## begin

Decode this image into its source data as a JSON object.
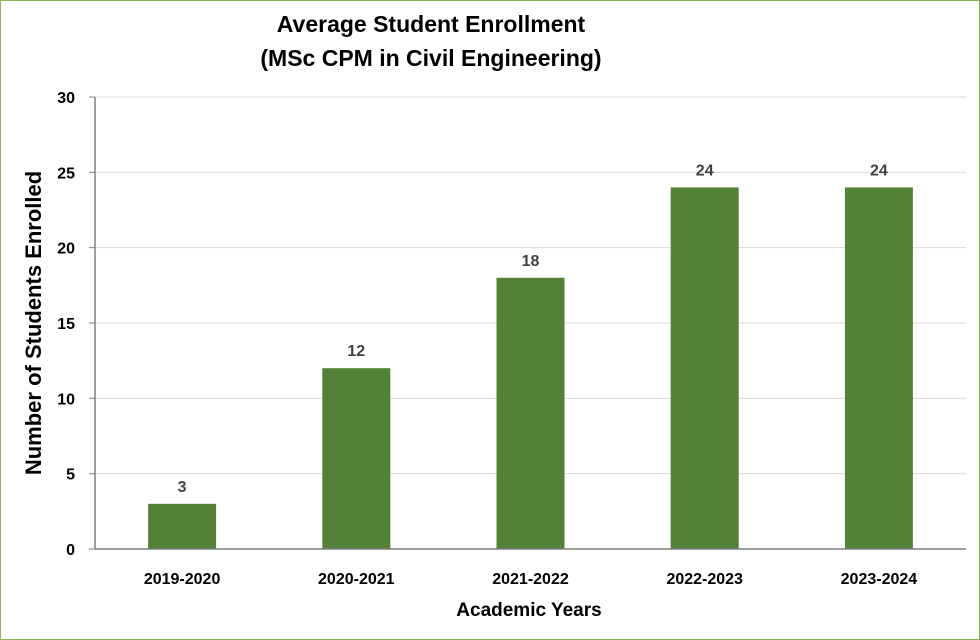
{
  "chart_data": {
    "type": "bar",
    "title_lines": [
      "Average Student Enrollment",
      "(MSc CPM in Civil Engineering)"
    ],
    "xlabel": "Academic Years",
    "ylabel": "Number of Students Enrolled",
    "categories": [
      "2019-2020",
      "2020-2021",
      "2021-2022",
      "2022-2023",
      "2023-2024"
    ],
    "values": [
      3,
      12,
      18,
      24,
      24
    ],
    "data_labels": [
      "3",
      "12",
      "18",
      "24",
      "24"
    ],
    "ylim": [
      0,
      30
    ],
    "yticks": [
      0,
      5,
      10,
      15,
      20,
      25,
      30
    ],
    "ytick_labels": [
      "0",
      "5",
      "10",
      "15",
      "20",
      "25",
      "30"
    ],
    "grid": true,
    "legend": "none",
    "colors": {
      "bar": "#538135",
      "grid": "#d9d9d9",
      "axis": "#7f7f7f",
      "border": "#8fb35a"
    }
  }
}
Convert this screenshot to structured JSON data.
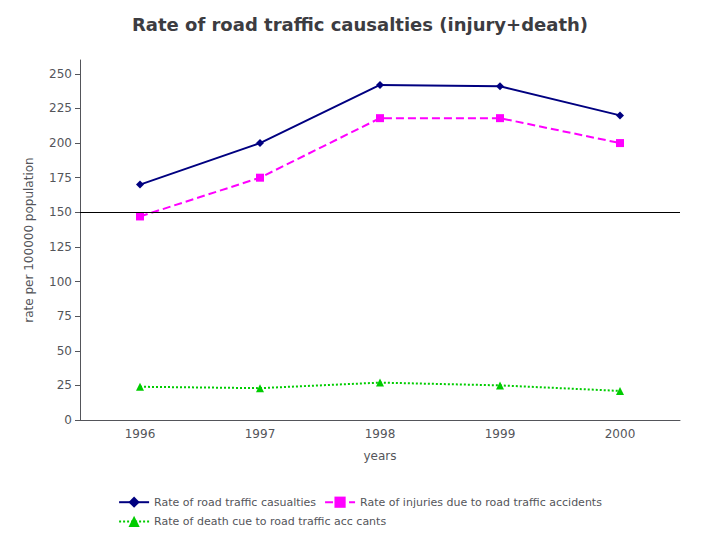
{
  "chart_data": {
    "type": "line",
    "title": "Rate of road traffic causalties (injury+death)",
    "x_label": "years",
    "y_label": "rate per 100000 population",
    "categories": [
      "1996",
      "1997",
      "1998",
      "1999",
      "2000"
    ],
    "series": [
      {
        "name": "Rate of road traffic casualties",
        "color": "#000080",
        "marker": "diamond",
        "line_style": "solid",
        "values": [
          170,
          200,
          242,
          241,
          220
        ]
      },
      {
        "name": "Rate of injuries due to road traffic accidents",
        "color": "#FF00FF",
        "marker": "square",
        "line_style": "dashed",
        "values": [
          147,
          175,
          218,
          218,
          200
        ]
      },
      {
        "name": "Rate of death cue to road traffic acc cants",
        "color": "#00CC00",
        "marker": "triangle",
        "line_style": "dotted",
        "values": [
          24,
          23,
          27,
          25,
          21
        ]
      }
    ],
    "hline": {
      "value": 150,
      "color": "#000000"
    },
    "ylim": [
      0,
      260
    ],
    "yticks": [
      0,
      25,
      50,
      75,
      100,
      125,
      150,
      175,
      200,
      225,
      250
    ],
    "grid": false,
    "legend": "bottom"
  }
}
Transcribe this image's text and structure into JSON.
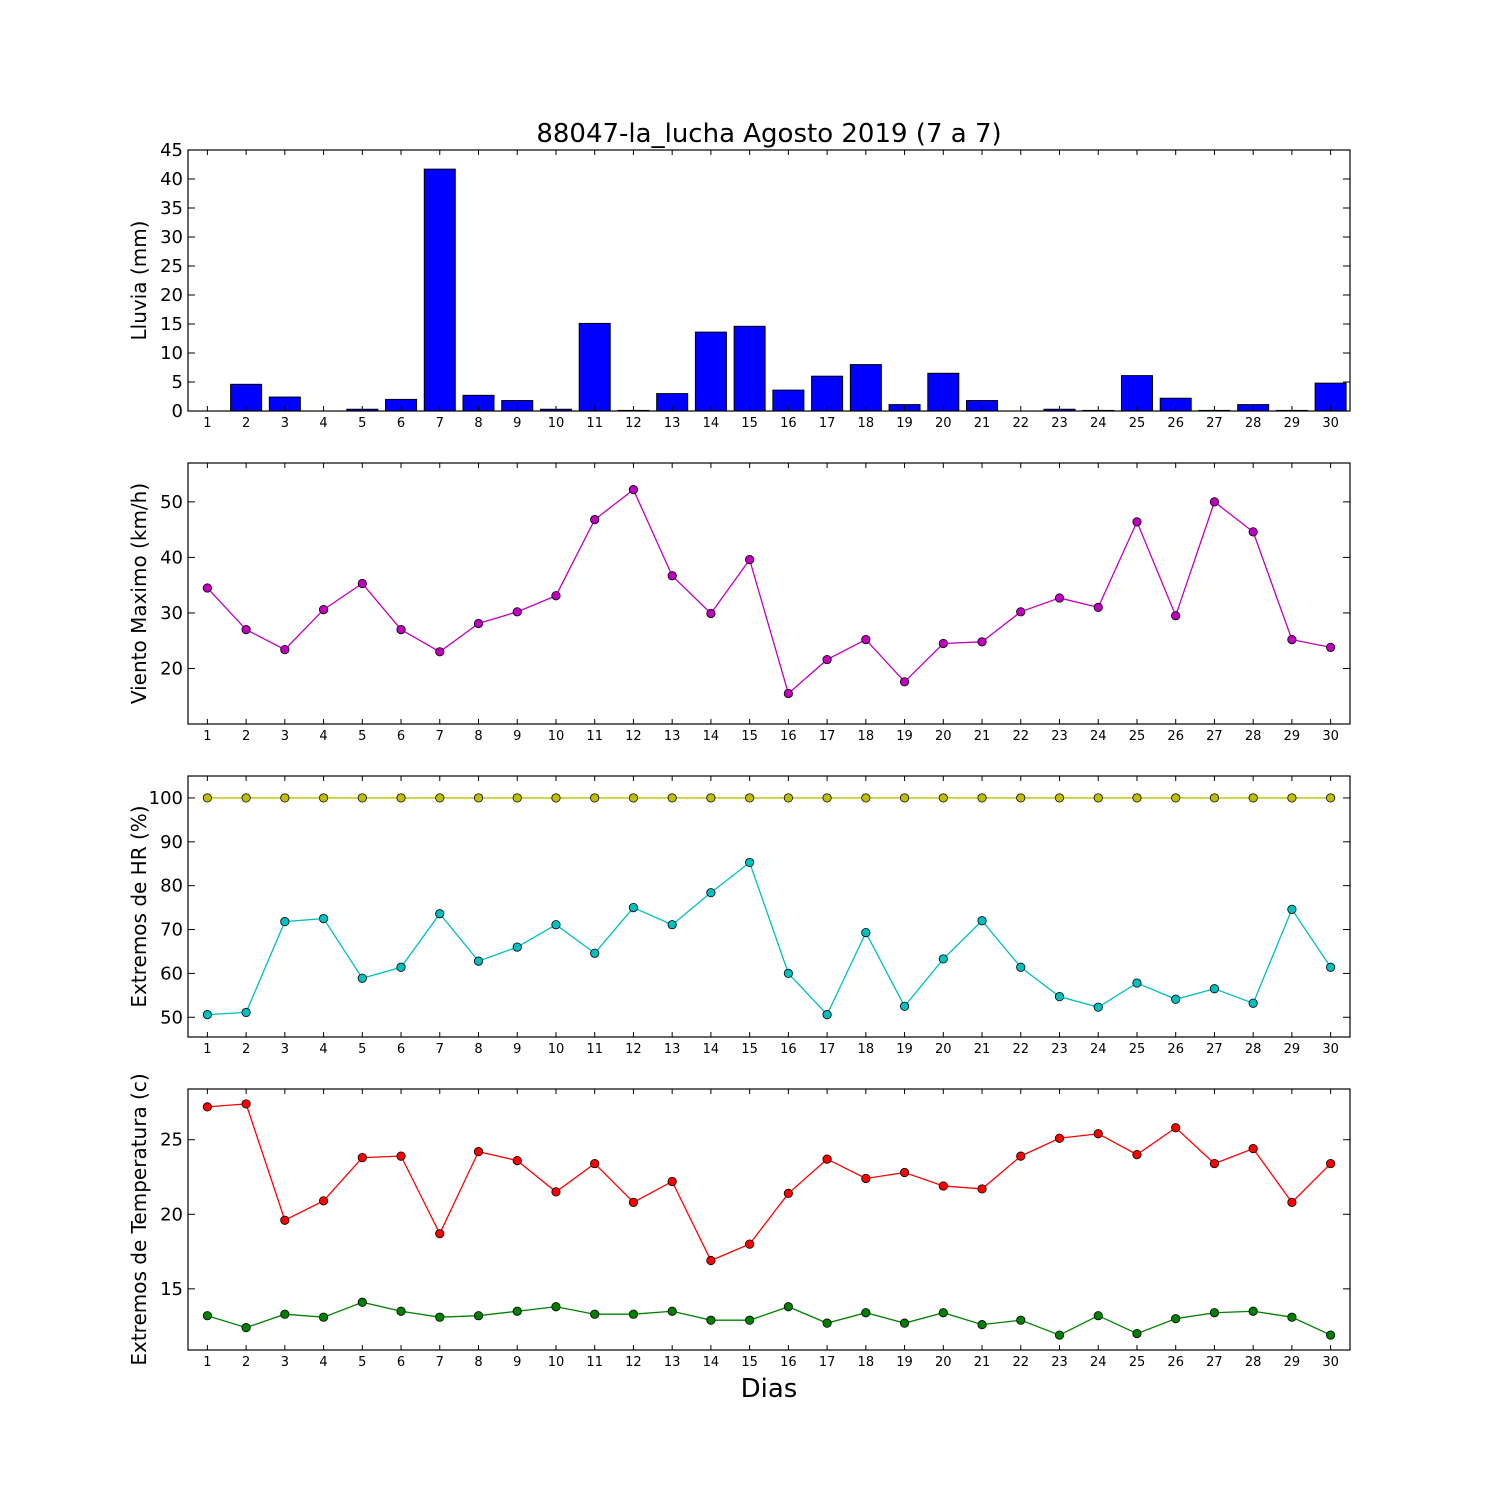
{
  "figure": {
    "title": "88047-la_lucha Agosto 2019  (7 a 7)",
    "xlabel": "Dias"
  },
  "chart_data": [
    {
      "type": "bar",
      "ylabel": "Lluvia (mm)",
      "x": [
        1,
        2,
        3,
        4,
        5,
        6,
        7,
        8,
        9,
        10,
        11,
        12,
        13,
        14,
        15,
        16,
        17,
        18,
        19,
        20,
        21,
        22,
        23,
        24,
        25,
        26,
        27,
        28,
        29,
        30
      ],
      "ylim": [
        0,
        45
      ],
      "yticks": [
        0,
        5,
        10,
        15,
        20,
        25,
        30,
        35,
        40,
        45
      ],
      "series": [
        {
          "color": "#0000ff",
          "values": [
            0,
            4.6,
            2.4,
            0,
            0.3,
            2.0,
            41.7,
            2.7,
            1.8,
            0.3,
            15.1,
            0.1,
            3.0,
            13.6,
            14.6,
            3.6,
            6.0,
            8.0,
            1.1,
            6.5,
            1.8,
            0,
            0.3,
            0.1,
            6.1,
            2.2,
            0.1,
            1.1,
            0.1,
            4.8
          ]
        }
      ]
    },
    {
      "type": "line",
      "ylabel": "Viento Maximo (km/h)",
      "x": [
        1,
        2,
        3,
        4,
        5,
        6,
        7,
        8,
        9,
        10,
        11,
        12,
        13,
        14,
        15,
        16,
        17,
        18,
        19,
        20,
        21,
        22,
        23,
        24,
        25,
        26,
        27,
        28,
        29,
        30
      ],
      "ylim": [
        10,
        57
      ],
      "yticks": [
        20,
        30,
        40,
        50
      ],
      "series": [
        {
          "color": "#bf00bf",
          "values": [
            34.5,
            27.0,
            23.4,
            30.6,
            35.3,
            27.0,
            23.0,
            28.1,
            30.2,
            33.1,
            46.8,
            52.2,
            36.7,
            29.9,
            39.6,
            15.5,
            21.6,
            25.2,
            17.6,
            24.5,
            24.8,
            30.2,
            32.7,
            31.0,
            46.4,
            29.5,
            50.0,
            44.6,
            25.2,
            23.8
          ]
        }
      ]
    },
    {
      "type": "line",
      "ylabel": "Extremos de HR (%)",
      "x": [
        1,
        2,
        3,
        4,
        5,
        6,
        7,
        8,
        9,
        10,
        11,
        12,
        13,
        14,
        15,
        16,
        17,
        18,
        19,
        20,
        21,
        22,
        23,
        24,
        25,
        26,
        27,
        28,
        29,
        30
      ],
      "ylim": [
        45.5,
        105
      ],
      "yticks": [
        50,
        60,
        70,
        80,
        90,
        100
      ],
      "series": [
        {
          "color": "#bfbf00",
          "values": [
            100,
            100,
            100,
            100,
            100,
            100,
            100,
            100,
            100,
            100,
            100,
            100,
            100,
            100,
            100,
            100,
            100,
            100,
            100,
            100,
            100,
            100,
            100,
            100,
            100,
            100,
            100,
            100,
            100,
            100
          ]
        },
        {
          "color": "#00bfbf",
          "values": [
            50.6,
            51.1,
            71.8,
            72.5,
            58.9,
            61.4,
            73.6,
            62.8,
            66.0,
            71.1,
            64.6,
            75.0,
            71.1,
            78.4,
            85.3,
            60.0,
            50.6,
            69.3,
            52.5,
            63.3,
            72.0,
            61.4,
            54.7,
            52.3,
            57.8,
            54.1,
            56.5,
            53.2,
            74.6,
            61.4
          ]
        }
      ]
    },
    {
      "type": "line",
      "ylabel": "Extremos de Temperatura (c)",
      "x": [
        1,
        2,
        3,
        4,
        5,
        6,
        7,
        8,
        9,
        10,
        11,
        12,
        13,
        14,
        15,
        16,
        17,
        18,
        19,
        20,
        21,
        22,
        23,
        24,
        25,
        26,
        27,
        28,
        29,
        30
      ],
      "ylim": [
        10.9,
        28.4
      ],
      "yticks": [
        15,
        20,
        25
      ],
      "series": [
        {
          "color": "#ff0000",
          "values": [
            27.2,
            27.4,
            19.6,
            20.9,
            23.8,
            23.9,
            18.7,
            24.2,
            23.6,
            21.5,
            23.4,
            20.8,
            22.2,
            16.9,
            18.0,
            21.4,
            23.7,
            22.4,
            22.8,
            21.9,
            21.7,
            23.9,
            25.1,
            25.4,
            24.0,
            25.8,
            23.4,
            24.4,
            20.8,
            23.4
          ]
        },
        {
          "color": "#008000",
          "values": [
            13.2,
            12.4,
            13.3,
            13.1,
            14.1,
            13.5,
            13.1,
            13.2,
            13.5,
            13.8,
            13.3,
            13.3,
            13.5,
            12.9,
            12.9,
            13.8,
            12.7,
            13.4,
            12.7,
            13.4,
            12.6,
            12.9,
            11.9,
            13.2,
            12.0,
            13.0,
            13.4,
            13.5,
            13.1,
            11.9
          ]
        }
      ]
    }
  ]
}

## end

§ **TASK DESCRIPTION**:
Which lines in the records above contain the string "road"? Copy each one.

§ **RESULT FOR THIS EXERCISE**:
    "title": "Rate of road traffic causalties (injury+death)",
        "name": "Rate of road traffic casualties",
        "name": "Rate of injuries due to road traffic accidents",
        "name": "Rate of death cue to road traffic acc cants",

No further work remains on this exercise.